--- START RECORDED DATA ---

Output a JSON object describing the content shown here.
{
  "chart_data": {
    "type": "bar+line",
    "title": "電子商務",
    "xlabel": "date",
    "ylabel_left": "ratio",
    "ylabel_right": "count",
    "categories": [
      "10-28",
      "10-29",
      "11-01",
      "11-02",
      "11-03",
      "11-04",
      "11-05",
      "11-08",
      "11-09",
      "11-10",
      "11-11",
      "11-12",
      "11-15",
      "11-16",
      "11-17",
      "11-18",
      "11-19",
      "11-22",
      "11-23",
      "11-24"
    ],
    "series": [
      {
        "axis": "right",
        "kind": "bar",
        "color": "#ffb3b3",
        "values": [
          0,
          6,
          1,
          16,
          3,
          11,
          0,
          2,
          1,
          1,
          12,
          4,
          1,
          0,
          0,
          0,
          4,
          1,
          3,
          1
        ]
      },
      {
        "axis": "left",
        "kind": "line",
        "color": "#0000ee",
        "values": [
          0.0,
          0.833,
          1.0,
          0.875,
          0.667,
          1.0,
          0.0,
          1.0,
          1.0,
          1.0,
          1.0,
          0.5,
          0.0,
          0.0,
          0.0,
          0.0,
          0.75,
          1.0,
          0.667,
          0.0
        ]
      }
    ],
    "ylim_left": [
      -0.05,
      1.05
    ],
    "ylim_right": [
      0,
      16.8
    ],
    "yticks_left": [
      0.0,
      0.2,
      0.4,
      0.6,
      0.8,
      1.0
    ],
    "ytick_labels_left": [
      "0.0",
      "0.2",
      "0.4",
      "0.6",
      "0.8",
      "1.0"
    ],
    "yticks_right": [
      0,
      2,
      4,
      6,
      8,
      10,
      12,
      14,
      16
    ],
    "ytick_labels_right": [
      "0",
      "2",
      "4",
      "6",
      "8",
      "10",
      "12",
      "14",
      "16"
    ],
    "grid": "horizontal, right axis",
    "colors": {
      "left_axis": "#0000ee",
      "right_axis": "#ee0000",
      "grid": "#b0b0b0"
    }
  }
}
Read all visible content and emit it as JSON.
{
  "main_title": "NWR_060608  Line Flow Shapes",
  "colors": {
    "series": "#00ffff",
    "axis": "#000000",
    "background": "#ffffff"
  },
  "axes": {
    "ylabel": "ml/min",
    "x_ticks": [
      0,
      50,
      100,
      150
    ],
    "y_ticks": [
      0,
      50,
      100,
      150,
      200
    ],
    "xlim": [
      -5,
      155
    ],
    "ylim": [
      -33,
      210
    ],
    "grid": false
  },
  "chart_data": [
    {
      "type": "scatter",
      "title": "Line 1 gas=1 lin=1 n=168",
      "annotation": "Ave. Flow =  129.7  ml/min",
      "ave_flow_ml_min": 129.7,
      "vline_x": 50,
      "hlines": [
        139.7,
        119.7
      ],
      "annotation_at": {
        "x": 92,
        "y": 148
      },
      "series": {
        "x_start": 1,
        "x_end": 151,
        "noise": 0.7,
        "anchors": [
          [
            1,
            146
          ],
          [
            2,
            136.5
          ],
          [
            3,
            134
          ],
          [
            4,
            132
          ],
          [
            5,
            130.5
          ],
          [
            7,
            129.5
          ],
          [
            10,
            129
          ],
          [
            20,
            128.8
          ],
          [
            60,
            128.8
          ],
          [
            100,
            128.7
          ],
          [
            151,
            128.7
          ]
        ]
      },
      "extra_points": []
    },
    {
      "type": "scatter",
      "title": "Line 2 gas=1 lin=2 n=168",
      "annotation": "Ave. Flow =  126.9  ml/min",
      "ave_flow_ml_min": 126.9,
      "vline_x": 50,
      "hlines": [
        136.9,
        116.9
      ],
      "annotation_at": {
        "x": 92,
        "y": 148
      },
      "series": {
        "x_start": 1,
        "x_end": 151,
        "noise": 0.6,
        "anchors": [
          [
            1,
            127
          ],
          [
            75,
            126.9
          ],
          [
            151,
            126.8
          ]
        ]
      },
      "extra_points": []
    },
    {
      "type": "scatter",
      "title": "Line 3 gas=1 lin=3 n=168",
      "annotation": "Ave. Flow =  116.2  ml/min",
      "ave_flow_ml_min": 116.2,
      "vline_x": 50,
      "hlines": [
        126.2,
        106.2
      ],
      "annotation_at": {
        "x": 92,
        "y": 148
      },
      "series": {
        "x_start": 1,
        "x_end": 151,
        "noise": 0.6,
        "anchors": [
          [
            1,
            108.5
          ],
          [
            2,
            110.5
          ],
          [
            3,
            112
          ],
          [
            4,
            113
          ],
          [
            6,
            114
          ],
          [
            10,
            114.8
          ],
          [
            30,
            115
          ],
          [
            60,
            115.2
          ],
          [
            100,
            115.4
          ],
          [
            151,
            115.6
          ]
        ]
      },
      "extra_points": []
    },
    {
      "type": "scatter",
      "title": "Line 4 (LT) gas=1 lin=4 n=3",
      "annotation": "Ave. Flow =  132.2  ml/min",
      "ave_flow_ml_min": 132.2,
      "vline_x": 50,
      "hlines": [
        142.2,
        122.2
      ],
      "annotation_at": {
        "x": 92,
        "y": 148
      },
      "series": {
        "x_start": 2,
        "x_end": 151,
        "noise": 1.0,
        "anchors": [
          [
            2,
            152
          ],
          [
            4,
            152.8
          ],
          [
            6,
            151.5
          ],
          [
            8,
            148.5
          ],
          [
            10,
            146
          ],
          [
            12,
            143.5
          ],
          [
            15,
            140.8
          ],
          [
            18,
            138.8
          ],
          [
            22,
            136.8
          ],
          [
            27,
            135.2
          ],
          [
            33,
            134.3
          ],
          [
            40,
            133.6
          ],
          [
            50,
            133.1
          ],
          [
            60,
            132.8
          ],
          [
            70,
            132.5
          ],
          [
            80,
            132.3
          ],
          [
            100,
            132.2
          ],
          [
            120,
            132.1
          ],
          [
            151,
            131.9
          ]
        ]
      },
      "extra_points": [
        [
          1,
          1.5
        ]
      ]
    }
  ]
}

--- END RECORDED DATA ---

**GOAL OF THE EXERCISE:**
Write out the data exactly as it stands.

**OUTPUT FOR THIS TASK:**
Output a JSON object describing the content shown here.
{
  "chart_data": {
    "type": "bar+line",
    "title": "電子商務",
    "xlabel": "date",
    "ylabel_left": "ratio",
    "ylabel_right": "count",
    "categories": [
      "10-28",
      "10-29",
      "11-01",
      "11-02",
      "11-03",
      "11-04",
      "11-05",
      "11-08",
      "11-09",
      "11-10",
      "11-11",
      "11-12",
      "11-15",
      "11-16",
      "11-17",
      "11-18",
      "11-19",
      "11-22",
      "11-23",
      "11-24"
    ],
    "series": [
      {
        "axis": "right",
        "kind": "bar",
        "color": "#ffb3b3",
        "values": [
          0,
          6,
          1,
          16,
          3,
          11,
          0,
          2,
          1,
          1,
          12,
          4,
          1,
          0,
          0,
          0,
          4,
          1,
          3,
          1
        ]
      },
      {
        "axis": "left",
        "kind": "line",
        "color": "#0000ee",
        "values": [
          0.0,
          0.833,
          1.0,
          0.875,
          0.667,
          1.0,
          0.0,
          1.0,
          1.0,
          1.0,
          1.0,
          0.5,
          0.0,
          0.0,
          0.0,
          0.0,
          0.75,
          1.0,
          0.667,
          0.0
        ]
      }
    ],
    "ylim_left": [
      -0.05,
      1.05
    ],
    "ylim_right": [
      0,
      16.8
    ],
    "yticks_left": [
      0.0,
      0.2,
      0.4,
      0.6,
      0.8,
      1.0
    ],
    "ytick_labels_left": [
      "0.0",
      "0.2",
      "0.4",
      "0.6",
      "0.8",
      "1.0"
    ],
    "yticks_right": [
      0,
      2,
      4,
      6,
      8,
      10,
      12,
      14,
      16
    ],
    "ytick_labels_right": [
      "0",
      "2",
      "4",
      "6",
      "8",
      "10",
      "12",
      "14",
      "16"
    ],
    "grid": "horizontal, right axis",
    "colors": {
      "left_axis": "#0000ee",
      "right_axis": "#ee0000",
      "grid": "#b0b0b0"
    }
  }
}
Read all visible content and emit it as JSON.
{
  "main_title": "NWR_060608  Line Flow Shapes",
  "colors": {
    "series": "#00ffff",
    "axis": "#000000",
    "background": "#ffffff"
  },
  "axes": {
    "ylabel": "ml/min",
    "x_ticks": [
      0,
      50,
      100,
      150
    ],
    "y_ticks": [
      0,
      50,
      100,
      150,
      200
    ],
    "xlim": [
      -5,
      155
    ],
    "ylim": [
      -33,
      210
    ],
    "grid": false
  },
  "chart_data": [
    {
      "type": "scatter",
      "title": "Line 1 gas=1 lin=1 n=168",
      "annotation": "Ave. Flow =  129.7  ml/min",
      "ave_flow_ml_min": 129.7,
      "vline_x": 50,
      "hlines": [
        139.7,
        119.7
      ],
      "annotation_at": {
        "x": 92,
        "y": 148
      },
      "series": {
        "x_start": 1,
        "x_end": 151,
        "noise": 0.7,
        "anchors": [
          [
            1,
            146
          ],
          [
            2,
            136.5
          ],
          [
            3,
            134
          ],
          [
            4,
            132
          ],
          [
            5,
            130.5
          ],
          [
            7,
            129.5
          ],
          [
            10,
            129
          ],
          [
            20,
            128.8
          ],
          [
            60,
            128.8
          ],
          [
            100,
            128.7
          ],
          [
            151,
            128.7
          ]
        ]
      },
      "extra_points": []
    },
    {
      "type": "scatter",
      "title": "Line 2 gas=1 lin=2 n=168",
      "annotation": "Ave. Flow =  126.9  ml/min",
      "ave_flow_ml_min": 126.9,
      "vline_x": 50,
      "hlines": [
        136.9,
        116.9
      ],
      "annotation_at": {
        "x": 92,
        "y": 148
      },
      "series": {
        "x_start": 1,
        "x_end": 151,
        "noise": 0.6,
        "anchors": [
          [
            1,
            127
          ],
          [
            75,
            126.9
          ],
          [
            151,
            126.8
          ]
        ]
      },
      "extra_points": []
    },
    {
      "type": "scatter",
      "title": "Line 3 gas=1 lin=3 n=168",
      "annotation": "Ave. Flow =  116.2  ml/min",
      "ave_flow_ml_min": 116.2,
      "vline_x": 50,
      "hlines": [
        126.2,
        106.2
      ],
      "annotation_at": {
        "x": 92,
        "y": 148
      },
      "series": {
        "x_start": 1,
        "x_end": 151,
        "noise": 0.6,
        "anchors": [
          [
            1,
            108.5
          ],
          [
            2,
            110.5
          ],
          [
            3,
            112
          ],
          [
            4,
            113
          ],
          [
            6,
            114
          ],
          [
            10,
            114.8
          ],
          [
            30,
            115
          ],
          [
            60,
            115.2
          ],
          [
            100,
            115.4
          ],
          [
            151,
            115.6
          ]
        ]
      },
      "extra_points": []
    },
    {
      "type": "scatter",
      "title": "Line 4 (LT) gas=1 lin=4 n=3",
      "annotation": "Ave. Flow =  132.2  ml/min",
      "ave_flow_ml_min": 132.2,
      "vline_x": 50,
      "hlines": [
        142.2,
        122.2
      ],
      "annotation_at": {
        "x": 92,
        "y": 148
      },
      "series": {
        "x_start": 2,
        "x_end": 151,
        "noise": 1.0,
        "anchors": [
          [
            2,
            152
          ],
          [
            4,
            152.8
          ],
          [
            6,
            151.5
          ],
          [
            8,
            148.5
          ],
          [
            10,
            146
          ],
          [
            12,
            143.5
          ],
          [
            15,
            140.8
          ],
          [
            18,
            138.8
          ],
          [
            22,
            136.8
          ],
          [
            27,
            135.2
          ],
          [
            33,
            134.3
          ],
          [
            40,
            133.6
          ],
          [
            50,
            133.1
          ],
          [
            60,
            132.8
          ],
          [
            70,
            132.5
          ],
          [
            80,
            132.3
          ],
          [
            100,
            132.2
          ],
          [
            120,
            132.1
          ],
          [
            151,
            131.9
          ]
        ]
      },
      "extra_points": [
        [
          1,
          1.5
        ]
      ]
    }
  ]
}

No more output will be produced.